━━ EXCERPTED RECORDS ━━

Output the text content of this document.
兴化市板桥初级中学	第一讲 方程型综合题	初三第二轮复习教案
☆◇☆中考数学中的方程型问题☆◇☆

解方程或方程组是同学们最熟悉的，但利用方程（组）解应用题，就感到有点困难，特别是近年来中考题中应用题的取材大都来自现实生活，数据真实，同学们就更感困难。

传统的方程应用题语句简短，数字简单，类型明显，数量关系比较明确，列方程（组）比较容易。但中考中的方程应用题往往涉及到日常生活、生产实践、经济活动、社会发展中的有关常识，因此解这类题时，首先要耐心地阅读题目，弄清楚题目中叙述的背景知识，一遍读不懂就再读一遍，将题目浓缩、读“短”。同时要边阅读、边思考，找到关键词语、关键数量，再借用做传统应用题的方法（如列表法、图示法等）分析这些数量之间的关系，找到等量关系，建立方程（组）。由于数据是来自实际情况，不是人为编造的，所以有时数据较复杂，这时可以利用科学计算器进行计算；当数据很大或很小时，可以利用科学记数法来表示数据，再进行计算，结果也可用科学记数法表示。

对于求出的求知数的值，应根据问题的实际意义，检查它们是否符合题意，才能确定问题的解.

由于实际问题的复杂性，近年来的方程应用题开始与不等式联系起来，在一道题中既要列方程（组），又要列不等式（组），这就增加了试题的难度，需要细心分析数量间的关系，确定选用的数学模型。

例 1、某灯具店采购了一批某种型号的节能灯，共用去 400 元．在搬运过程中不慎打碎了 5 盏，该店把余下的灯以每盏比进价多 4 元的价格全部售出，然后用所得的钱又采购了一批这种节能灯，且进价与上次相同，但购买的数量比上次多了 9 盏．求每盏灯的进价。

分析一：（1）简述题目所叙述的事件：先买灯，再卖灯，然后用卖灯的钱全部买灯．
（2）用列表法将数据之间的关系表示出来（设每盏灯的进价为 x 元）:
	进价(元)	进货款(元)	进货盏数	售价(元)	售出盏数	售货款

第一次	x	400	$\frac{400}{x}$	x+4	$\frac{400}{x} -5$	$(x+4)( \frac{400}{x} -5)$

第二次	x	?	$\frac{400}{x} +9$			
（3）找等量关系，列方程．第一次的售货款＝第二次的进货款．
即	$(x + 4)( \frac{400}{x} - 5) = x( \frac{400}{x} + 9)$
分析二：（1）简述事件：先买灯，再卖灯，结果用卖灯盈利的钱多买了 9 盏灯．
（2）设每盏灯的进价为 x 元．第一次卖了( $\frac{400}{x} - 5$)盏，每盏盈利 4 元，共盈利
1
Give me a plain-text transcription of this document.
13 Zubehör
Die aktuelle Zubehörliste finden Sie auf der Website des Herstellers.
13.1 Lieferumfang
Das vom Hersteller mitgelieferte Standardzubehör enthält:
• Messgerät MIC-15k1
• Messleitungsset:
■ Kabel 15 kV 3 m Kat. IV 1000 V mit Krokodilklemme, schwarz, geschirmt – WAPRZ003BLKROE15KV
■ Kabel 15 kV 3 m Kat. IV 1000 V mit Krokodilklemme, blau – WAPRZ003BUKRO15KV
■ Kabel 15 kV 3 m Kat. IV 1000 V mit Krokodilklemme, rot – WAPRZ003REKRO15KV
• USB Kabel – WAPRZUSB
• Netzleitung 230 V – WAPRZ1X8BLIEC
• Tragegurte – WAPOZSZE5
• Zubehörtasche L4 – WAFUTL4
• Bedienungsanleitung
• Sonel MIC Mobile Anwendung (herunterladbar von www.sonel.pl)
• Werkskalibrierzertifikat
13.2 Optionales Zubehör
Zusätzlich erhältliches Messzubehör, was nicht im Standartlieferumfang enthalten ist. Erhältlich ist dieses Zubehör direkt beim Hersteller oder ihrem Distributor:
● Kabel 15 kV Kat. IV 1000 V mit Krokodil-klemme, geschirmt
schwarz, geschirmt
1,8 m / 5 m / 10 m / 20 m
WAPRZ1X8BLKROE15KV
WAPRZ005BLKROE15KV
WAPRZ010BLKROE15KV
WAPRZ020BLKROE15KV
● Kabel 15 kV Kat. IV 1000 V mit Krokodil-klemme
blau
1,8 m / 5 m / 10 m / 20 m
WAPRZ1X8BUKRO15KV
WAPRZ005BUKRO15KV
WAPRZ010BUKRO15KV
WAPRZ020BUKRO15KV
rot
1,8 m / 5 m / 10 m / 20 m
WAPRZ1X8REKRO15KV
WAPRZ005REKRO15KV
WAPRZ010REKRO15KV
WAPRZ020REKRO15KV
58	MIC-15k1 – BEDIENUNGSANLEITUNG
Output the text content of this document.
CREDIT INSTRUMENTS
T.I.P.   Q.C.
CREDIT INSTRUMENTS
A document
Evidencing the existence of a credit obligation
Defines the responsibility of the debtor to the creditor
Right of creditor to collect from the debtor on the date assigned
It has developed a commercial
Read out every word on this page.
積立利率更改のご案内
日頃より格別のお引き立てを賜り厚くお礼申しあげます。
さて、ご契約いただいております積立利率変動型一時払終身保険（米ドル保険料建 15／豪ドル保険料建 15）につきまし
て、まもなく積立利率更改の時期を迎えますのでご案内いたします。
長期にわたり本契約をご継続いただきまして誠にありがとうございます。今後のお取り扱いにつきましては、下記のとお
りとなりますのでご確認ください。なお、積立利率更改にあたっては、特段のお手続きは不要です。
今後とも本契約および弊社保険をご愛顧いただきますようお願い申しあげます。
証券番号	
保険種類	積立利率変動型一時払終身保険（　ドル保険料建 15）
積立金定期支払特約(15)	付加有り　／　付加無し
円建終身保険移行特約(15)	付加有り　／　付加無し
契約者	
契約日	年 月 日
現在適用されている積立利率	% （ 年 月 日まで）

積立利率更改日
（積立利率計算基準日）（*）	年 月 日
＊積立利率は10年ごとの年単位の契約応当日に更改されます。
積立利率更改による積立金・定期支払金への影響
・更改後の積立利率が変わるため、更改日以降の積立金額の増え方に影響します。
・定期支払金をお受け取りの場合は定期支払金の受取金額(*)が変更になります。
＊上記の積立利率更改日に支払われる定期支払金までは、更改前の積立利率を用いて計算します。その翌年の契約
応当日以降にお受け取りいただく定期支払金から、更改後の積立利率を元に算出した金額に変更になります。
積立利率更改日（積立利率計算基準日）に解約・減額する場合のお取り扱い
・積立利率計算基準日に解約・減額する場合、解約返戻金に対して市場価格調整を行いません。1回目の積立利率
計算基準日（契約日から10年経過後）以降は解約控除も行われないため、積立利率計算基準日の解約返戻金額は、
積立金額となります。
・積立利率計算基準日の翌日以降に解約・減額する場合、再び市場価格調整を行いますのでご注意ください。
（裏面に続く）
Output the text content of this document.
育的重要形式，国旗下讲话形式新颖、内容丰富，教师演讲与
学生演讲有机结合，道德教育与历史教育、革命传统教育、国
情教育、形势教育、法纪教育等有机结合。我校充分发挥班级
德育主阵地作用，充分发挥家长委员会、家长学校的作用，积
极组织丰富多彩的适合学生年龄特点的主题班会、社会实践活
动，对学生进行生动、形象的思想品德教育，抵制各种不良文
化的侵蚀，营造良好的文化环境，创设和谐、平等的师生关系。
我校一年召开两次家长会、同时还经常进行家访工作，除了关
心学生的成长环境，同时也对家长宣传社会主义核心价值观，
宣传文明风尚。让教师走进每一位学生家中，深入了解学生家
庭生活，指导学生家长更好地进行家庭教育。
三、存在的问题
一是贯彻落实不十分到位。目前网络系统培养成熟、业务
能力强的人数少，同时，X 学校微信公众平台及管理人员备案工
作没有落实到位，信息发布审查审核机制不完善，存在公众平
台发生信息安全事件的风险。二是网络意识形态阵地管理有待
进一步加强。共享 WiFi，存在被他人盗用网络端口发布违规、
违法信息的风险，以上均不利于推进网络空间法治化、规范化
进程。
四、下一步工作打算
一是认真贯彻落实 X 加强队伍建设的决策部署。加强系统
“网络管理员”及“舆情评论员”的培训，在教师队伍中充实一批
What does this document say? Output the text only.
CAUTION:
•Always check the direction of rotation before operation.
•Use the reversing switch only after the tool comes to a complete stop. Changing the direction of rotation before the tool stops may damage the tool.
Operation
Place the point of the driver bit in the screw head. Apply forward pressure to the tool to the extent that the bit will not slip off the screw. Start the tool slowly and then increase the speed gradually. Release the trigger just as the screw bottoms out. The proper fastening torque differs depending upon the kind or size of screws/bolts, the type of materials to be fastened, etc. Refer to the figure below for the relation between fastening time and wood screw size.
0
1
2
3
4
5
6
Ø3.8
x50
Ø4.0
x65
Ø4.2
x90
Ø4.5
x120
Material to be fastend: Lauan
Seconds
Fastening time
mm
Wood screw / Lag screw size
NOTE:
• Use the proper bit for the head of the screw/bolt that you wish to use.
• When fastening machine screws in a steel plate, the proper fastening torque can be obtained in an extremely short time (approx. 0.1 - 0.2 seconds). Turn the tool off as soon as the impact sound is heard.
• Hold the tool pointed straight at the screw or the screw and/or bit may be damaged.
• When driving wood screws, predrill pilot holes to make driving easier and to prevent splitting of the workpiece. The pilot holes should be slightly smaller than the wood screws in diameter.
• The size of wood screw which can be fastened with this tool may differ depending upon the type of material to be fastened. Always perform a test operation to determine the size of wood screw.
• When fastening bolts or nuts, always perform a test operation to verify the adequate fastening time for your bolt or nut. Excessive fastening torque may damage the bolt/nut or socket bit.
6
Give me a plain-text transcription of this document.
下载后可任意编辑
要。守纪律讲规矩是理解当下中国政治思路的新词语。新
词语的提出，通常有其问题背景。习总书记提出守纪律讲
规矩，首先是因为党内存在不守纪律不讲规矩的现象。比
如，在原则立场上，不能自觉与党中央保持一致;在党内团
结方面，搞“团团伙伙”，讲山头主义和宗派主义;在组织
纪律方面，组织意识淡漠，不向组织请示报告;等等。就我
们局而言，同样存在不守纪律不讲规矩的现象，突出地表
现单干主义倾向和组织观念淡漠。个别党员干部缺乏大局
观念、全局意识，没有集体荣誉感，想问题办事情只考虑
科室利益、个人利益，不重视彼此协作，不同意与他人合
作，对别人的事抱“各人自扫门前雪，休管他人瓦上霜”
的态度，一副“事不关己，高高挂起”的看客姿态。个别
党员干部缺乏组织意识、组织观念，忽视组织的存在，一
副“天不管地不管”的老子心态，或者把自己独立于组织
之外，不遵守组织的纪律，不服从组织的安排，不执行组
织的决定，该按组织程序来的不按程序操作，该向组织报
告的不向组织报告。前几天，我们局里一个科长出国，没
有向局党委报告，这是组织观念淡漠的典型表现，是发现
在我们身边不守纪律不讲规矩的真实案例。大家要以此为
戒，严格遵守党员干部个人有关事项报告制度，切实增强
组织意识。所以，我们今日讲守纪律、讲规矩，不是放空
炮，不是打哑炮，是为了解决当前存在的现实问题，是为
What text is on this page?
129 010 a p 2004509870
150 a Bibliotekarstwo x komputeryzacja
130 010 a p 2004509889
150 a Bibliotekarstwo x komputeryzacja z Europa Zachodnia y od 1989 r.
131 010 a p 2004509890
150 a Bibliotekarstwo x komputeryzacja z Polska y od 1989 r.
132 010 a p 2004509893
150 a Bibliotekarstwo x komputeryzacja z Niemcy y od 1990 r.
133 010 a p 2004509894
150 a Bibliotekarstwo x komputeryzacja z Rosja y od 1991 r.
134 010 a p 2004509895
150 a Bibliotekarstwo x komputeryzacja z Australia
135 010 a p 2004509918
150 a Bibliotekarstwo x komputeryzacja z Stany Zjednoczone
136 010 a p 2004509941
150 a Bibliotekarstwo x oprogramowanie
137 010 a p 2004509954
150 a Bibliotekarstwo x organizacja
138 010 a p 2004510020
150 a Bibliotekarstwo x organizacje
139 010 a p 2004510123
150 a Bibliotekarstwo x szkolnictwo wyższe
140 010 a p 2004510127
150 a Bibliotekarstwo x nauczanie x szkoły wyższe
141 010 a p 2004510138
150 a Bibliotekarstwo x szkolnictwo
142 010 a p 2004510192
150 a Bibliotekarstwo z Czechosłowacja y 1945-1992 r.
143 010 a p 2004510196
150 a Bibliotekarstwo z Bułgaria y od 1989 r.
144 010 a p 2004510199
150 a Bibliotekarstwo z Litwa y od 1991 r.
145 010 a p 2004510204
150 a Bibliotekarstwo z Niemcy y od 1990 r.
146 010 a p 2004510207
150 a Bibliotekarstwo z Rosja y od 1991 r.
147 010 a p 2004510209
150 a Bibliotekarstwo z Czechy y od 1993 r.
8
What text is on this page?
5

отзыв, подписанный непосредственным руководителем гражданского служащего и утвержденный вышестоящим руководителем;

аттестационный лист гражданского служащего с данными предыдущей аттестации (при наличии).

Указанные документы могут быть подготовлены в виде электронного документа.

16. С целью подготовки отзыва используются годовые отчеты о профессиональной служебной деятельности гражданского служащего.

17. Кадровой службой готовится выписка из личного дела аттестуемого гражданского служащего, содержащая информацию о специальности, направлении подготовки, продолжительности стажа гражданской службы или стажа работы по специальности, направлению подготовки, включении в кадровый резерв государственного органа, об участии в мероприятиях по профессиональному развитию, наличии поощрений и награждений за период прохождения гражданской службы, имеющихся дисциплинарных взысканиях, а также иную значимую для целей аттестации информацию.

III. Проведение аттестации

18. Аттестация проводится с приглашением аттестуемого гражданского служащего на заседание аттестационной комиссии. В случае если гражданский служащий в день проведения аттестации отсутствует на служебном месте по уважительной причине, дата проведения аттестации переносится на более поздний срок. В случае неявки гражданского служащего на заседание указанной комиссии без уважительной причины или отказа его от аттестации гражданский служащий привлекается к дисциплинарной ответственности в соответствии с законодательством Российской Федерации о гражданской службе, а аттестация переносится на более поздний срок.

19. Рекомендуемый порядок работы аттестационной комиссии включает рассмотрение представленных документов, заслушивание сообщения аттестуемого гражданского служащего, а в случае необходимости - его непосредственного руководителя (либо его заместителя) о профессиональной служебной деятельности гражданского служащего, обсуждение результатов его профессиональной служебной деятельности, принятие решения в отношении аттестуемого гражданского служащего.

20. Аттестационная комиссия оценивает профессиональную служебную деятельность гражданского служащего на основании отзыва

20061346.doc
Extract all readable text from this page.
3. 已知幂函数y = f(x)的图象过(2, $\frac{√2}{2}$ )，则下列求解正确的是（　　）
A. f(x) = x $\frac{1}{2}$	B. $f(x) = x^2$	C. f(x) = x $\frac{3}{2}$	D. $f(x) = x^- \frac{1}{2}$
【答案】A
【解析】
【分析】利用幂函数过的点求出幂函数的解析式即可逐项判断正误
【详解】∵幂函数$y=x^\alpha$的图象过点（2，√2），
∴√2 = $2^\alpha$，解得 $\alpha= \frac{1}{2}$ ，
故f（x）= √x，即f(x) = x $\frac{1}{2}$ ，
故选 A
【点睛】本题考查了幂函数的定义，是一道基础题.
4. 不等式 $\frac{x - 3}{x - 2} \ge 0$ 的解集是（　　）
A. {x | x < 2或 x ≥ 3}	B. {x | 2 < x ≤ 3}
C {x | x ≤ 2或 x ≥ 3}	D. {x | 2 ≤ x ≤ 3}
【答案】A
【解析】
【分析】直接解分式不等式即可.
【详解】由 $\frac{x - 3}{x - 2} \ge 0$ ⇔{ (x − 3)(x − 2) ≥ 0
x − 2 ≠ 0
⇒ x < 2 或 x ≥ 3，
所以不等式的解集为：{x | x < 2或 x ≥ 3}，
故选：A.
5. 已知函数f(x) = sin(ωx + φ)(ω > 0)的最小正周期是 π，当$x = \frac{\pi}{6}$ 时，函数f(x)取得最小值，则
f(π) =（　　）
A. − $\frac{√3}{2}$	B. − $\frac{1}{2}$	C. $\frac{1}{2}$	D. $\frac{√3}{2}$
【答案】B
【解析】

━━━

▶ [YOUR OBJECTIVE] Write out the lines above from the one containing "Extract all readable text from this page." through the last, exactly as they are.

▶ [EXERCISE SOLUTION]
Extract all readable text from this page.
3. 已知幂函数y = f(x)的图象过(2, $\frac{√2}{2}$ )，则下列求解正确的是（　　）
A. f(x) = x $\frac{1}{2}$	B. $f(x) = x^2$	C. f(x) = x $\frac{3}{2}$	D. $f(x) = x^- \frac{1}{2}$
【答案】A
【解析】
【分析】利用幂函数过的点求出幂函数的解析式即可逐项判断正误
【详解】∵幂函数$y=x^\alpha$的图象过点（2，√2），
∴√2 = $2^\alpha$，解得 $\alpha= \frac{1}{2}$ ，
故f（x）= √x，即f(x) = x $\frac{1}{2}$ ，
故选 A
【点睛】本题考查了幂函数的定义，是一道基础题.
4. 不等式 $\frac{x - 3}{x - 2} \ge 0$ 的解集是（　　）
A. {x | x < 2或 x ≥ 3}	B. {x | 2 < x ≤ 3}
C {x | x ≤ 2或 x ≥ 3}	D. {x | 2 ≤ x ≤ 3}
【答案】A
【解析】
【分析】直接解分式不等式即可.
【详解】由 $\frac{x - 3}{x - 2} \ge 0$ ⇔{ (x − 3)(x − 2) ≥ 0
x − 2 ≠ 0
⇒ x < 2 或 x ≥ 3，
所以不等式的解集为：{x | x < 2或 x ≥ 3}，
故选：A.
5. 已知函数f(x) = sin(ωx + φ)(ω > 0)的最小正周期是 π，当$x = \frac{\pi}{6}$ 时，函数f(x)取得最小值，则
f(π) =（　　）
A. − $\frac{√3}{2}$	B. − $\frac{1}{2}$	C. $\frac{1}{2}$	D. $\frac{√3}{2}$
【答案】B
【解析】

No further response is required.